Show all lines that include the string "PLACE"; copy each one.
▼▼▼
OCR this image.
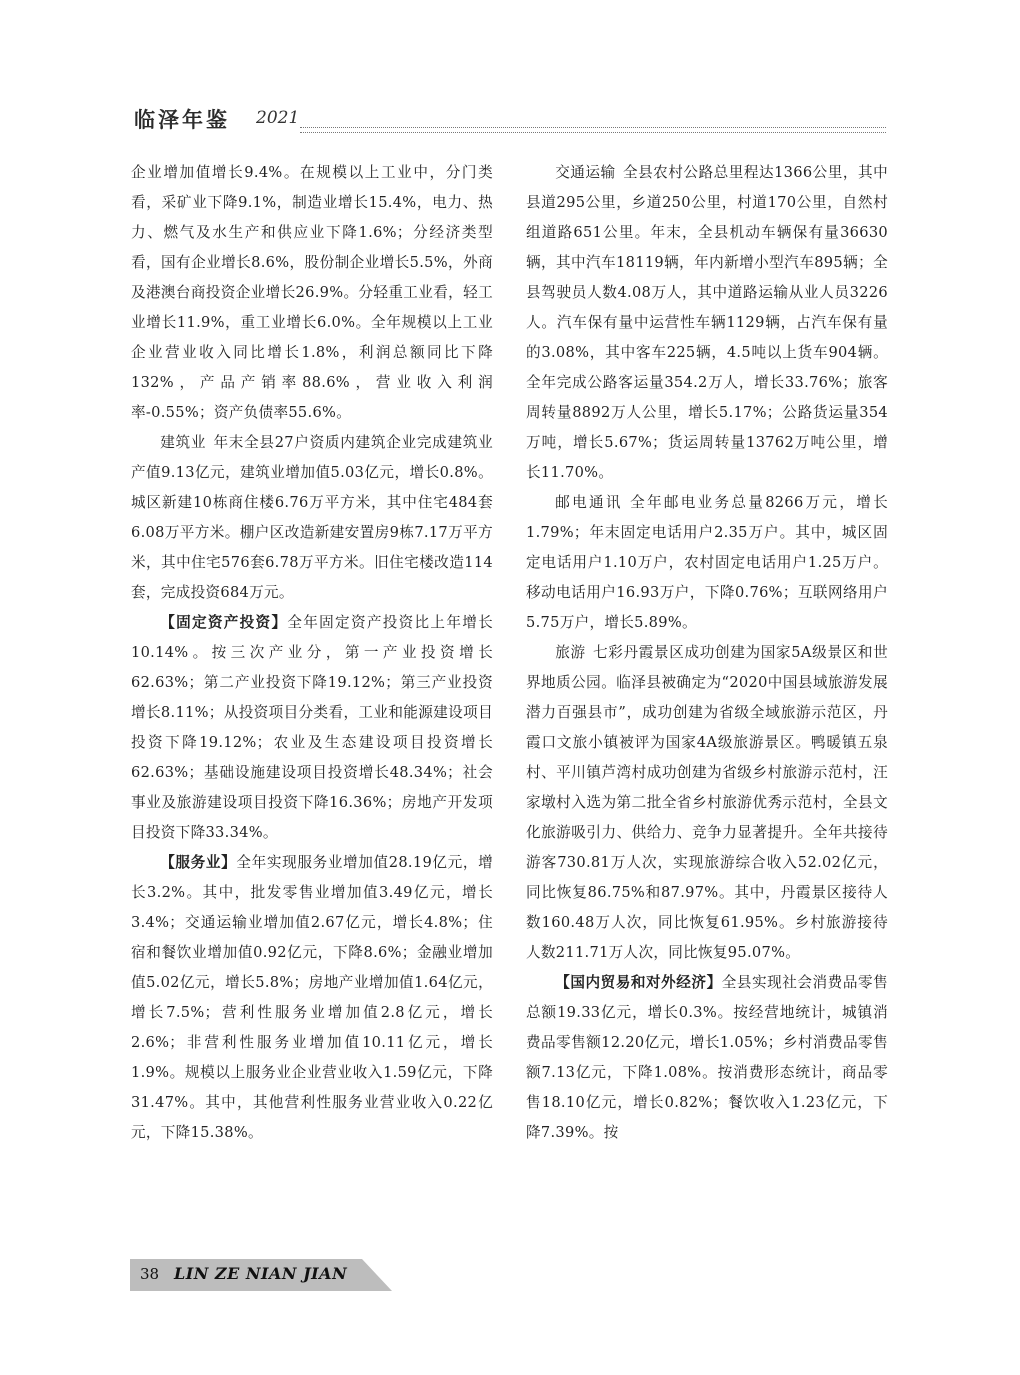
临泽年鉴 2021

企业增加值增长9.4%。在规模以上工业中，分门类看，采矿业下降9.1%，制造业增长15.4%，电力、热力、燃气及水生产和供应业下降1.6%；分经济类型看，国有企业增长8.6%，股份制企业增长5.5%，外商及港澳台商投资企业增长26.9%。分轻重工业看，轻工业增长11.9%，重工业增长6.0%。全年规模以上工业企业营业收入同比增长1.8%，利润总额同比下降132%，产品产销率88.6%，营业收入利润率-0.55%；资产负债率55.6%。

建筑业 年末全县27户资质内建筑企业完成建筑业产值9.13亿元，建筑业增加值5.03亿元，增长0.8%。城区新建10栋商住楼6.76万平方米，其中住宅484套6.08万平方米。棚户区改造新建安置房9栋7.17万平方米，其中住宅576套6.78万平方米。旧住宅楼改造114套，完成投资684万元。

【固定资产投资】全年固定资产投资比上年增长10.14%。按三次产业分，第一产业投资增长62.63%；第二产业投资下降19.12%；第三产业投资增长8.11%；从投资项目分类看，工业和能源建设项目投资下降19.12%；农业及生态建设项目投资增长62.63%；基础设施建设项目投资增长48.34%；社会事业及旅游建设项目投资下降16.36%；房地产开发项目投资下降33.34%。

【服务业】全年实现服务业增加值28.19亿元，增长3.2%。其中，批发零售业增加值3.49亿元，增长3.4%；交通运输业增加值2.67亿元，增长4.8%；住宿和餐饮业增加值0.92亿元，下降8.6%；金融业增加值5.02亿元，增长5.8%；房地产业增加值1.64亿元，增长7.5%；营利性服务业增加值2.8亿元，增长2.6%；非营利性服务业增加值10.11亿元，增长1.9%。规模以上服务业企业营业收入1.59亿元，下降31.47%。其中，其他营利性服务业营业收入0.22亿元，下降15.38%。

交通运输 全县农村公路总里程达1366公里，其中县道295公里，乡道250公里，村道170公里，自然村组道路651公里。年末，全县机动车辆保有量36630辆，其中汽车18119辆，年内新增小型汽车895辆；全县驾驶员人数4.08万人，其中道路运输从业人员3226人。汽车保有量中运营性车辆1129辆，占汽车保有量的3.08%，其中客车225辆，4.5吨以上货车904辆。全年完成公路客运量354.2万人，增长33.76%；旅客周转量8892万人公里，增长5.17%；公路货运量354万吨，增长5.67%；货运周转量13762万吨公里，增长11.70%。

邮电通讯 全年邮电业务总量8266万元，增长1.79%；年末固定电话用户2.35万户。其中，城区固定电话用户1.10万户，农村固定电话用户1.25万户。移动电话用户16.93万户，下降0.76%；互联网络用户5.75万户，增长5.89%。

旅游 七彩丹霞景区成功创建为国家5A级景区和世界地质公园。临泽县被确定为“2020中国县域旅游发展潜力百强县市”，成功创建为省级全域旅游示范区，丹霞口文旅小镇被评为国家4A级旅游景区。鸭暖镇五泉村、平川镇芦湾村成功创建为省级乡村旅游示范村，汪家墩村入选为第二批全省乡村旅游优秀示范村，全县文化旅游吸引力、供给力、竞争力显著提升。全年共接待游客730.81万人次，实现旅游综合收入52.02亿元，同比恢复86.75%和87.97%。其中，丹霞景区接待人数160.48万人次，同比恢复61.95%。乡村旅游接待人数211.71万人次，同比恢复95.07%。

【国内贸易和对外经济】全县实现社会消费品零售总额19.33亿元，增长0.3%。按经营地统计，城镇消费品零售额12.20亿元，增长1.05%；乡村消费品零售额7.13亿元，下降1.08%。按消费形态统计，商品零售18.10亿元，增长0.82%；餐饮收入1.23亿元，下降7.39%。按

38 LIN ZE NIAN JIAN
▲▲▲
▼▼▼
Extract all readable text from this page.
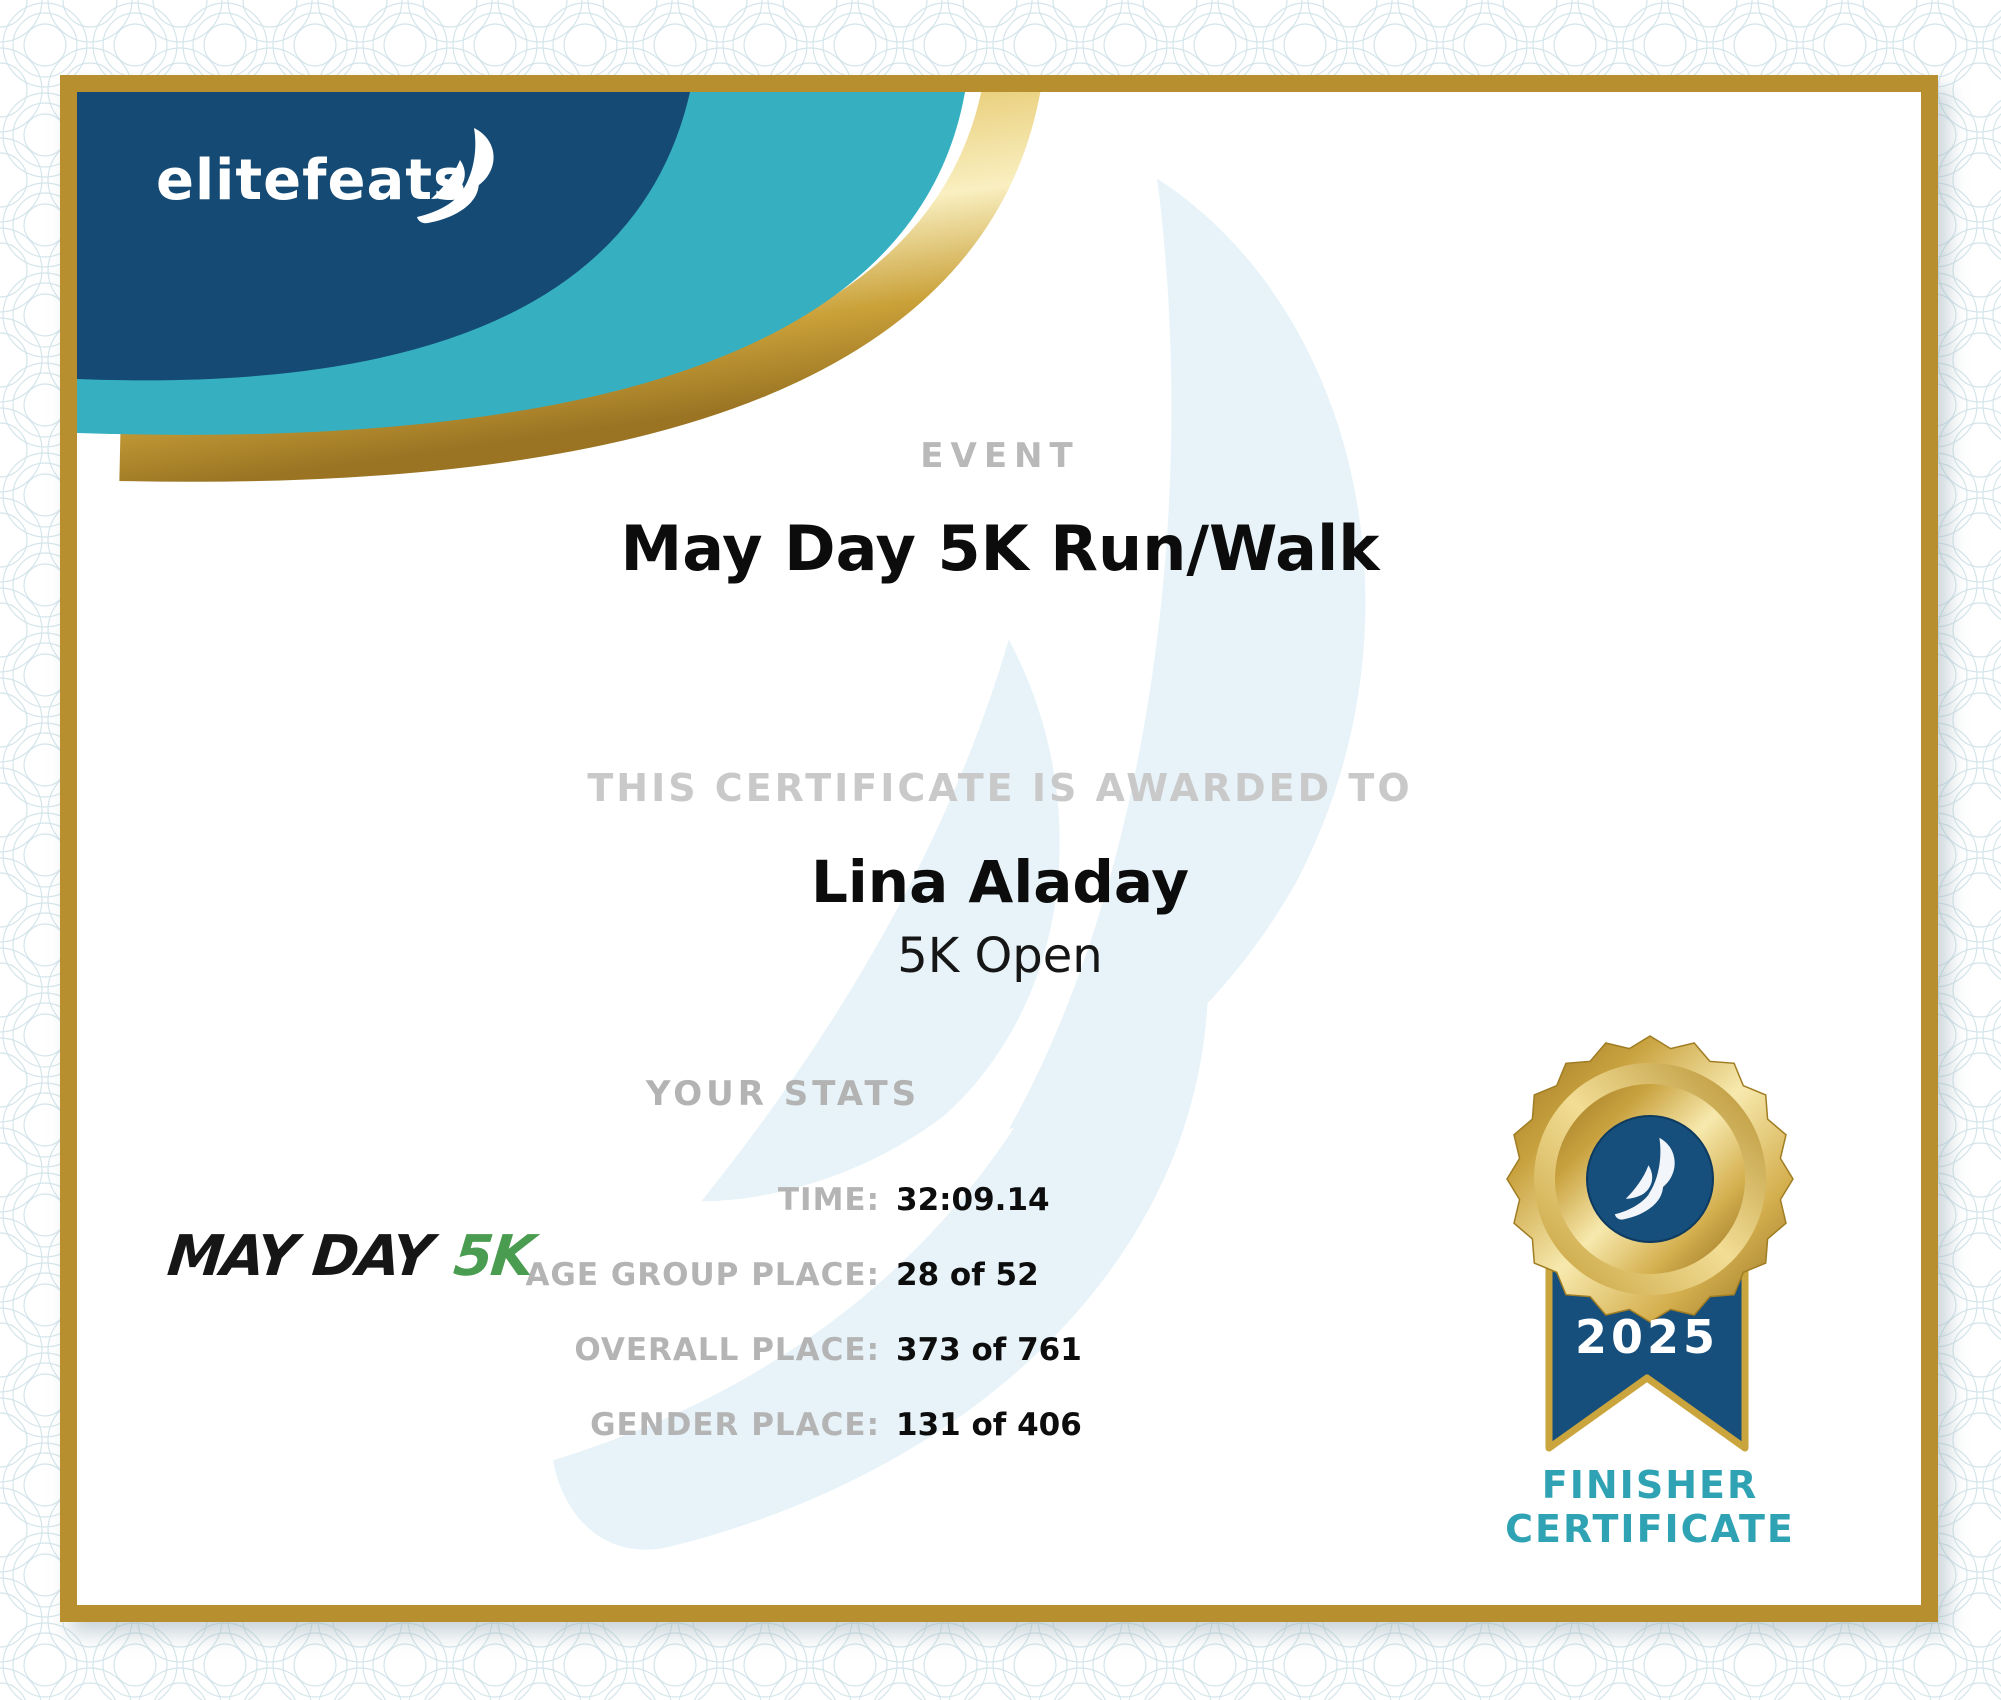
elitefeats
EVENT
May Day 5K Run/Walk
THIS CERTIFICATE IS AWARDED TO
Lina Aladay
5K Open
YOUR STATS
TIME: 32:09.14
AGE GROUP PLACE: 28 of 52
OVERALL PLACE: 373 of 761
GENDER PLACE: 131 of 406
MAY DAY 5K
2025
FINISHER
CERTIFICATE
▲▲▲
RESULT OF THIS TASK:
AGE GROUP PLACE: 28 of 52
OVERALL PLACE: 373 of 761
GENDER PLACE: 131 of 406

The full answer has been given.